------ TASK INPUTS ------

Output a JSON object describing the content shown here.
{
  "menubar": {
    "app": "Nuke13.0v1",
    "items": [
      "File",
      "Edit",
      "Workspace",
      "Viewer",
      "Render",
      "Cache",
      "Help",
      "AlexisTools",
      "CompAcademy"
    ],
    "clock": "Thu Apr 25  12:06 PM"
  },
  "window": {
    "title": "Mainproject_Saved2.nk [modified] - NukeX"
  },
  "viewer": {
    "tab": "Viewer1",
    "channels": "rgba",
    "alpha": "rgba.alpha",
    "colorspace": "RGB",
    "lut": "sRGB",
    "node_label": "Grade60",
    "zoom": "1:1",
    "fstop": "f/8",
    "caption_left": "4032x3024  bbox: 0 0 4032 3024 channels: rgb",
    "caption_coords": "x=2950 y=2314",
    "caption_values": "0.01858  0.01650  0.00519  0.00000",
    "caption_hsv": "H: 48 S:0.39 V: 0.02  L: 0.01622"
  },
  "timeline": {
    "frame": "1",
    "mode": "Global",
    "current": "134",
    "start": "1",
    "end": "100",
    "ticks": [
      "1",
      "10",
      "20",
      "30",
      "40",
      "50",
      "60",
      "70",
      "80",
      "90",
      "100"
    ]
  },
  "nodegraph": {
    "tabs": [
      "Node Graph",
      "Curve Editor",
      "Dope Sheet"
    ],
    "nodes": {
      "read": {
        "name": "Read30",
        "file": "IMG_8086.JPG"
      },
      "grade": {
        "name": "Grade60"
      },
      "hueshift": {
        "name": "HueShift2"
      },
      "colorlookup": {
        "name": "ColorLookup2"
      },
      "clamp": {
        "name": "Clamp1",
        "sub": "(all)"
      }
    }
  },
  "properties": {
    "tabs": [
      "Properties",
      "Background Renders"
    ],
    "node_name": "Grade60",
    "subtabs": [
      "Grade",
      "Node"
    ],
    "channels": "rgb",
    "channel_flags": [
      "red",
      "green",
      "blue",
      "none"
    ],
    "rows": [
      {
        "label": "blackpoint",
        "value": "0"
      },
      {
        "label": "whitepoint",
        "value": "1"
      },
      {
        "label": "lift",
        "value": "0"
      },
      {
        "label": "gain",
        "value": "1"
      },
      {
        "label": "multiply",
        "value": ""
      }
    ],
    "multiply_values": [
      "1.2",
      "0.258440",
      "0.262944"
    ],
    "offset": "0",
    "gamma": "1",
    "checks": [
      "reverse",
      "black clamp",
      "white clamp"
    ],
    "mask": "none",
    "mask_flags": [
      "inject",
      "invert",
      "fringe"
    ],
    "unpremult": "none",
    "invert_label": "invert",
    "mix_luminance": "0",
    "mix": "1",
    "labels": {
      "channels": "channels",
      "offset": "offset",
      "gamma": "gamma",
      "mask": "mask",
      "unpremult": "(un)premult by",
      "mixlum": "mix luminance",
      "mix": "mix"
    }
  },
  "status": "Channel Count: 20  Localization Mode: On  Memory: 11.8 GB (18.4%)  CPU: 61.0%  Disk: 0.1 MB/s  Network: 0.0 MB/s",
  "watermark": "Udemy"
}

------
------ TASK INPUTS ------

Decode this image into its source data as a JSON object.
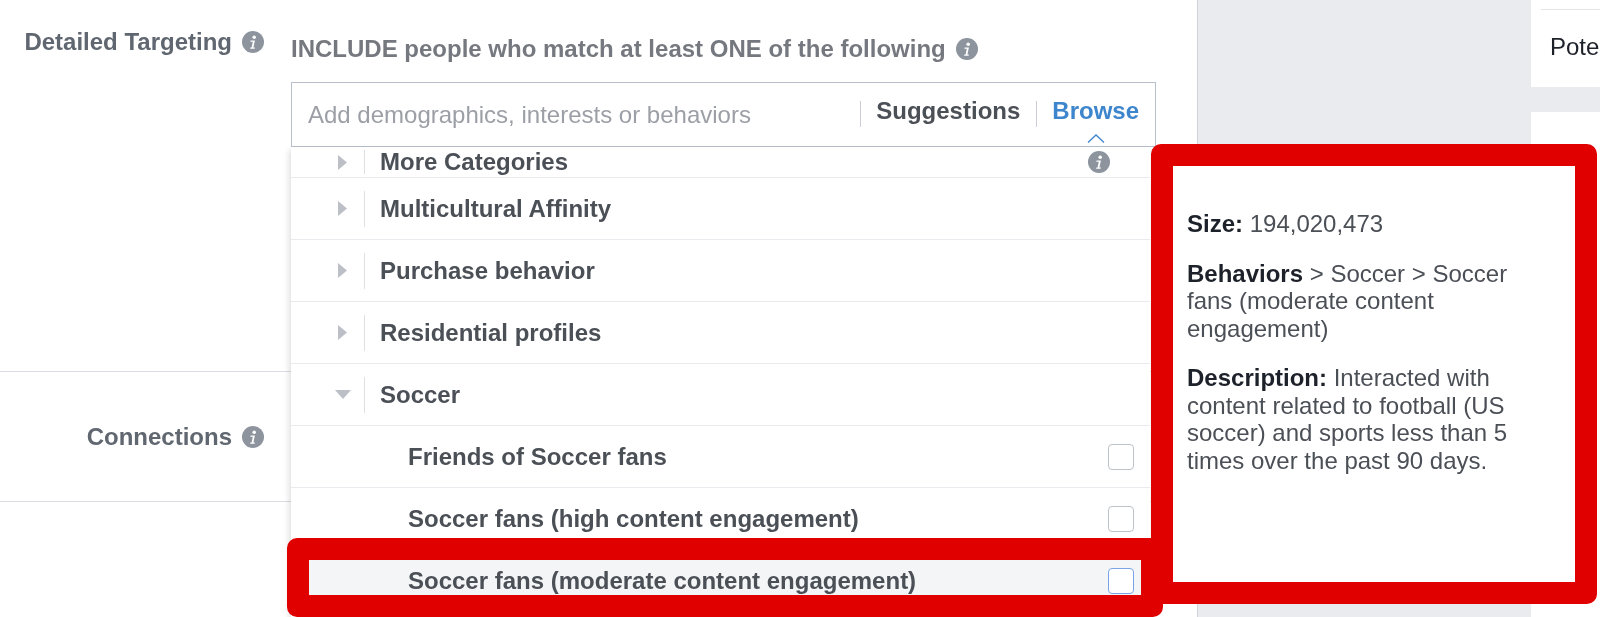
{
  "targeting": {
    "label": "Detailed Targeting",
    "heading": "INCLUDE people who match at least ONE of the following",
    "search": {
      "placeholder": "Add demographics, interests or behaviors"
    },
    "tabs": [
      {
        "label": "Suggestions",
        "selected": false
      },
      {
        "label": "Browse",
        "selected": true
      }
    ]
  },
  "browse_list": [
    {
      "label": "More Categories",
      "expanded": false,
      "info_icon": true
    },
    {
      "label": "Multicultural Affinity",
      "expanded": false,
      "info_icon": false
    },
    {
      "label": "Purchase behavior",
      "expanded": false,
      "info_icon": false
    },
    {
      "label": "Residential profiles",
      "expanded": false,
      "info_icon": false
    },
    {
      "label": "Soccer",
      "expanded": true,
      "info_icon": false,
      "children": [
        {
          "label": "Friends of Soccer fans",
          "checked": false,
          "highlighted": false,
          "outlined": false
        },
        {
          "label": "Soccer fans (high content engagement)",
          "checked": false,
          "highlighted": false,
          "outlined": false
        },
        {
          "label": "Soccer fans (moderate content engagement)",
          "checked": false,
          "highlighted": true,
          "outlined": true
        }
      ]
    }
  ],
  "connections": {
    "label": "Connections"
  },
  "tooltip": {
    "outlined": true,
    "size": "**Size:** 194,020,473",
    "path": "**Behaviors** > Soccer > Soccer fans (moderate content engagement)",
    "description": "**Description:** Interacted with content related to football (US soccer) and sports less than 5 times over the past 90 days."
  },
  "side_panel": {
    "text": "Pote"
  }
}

------

» **WHAT THE EXERCISE ASKS**: Find every line with "true" in the listing and state how many there are, nothing else.

» **CORRECT RESULT**: 6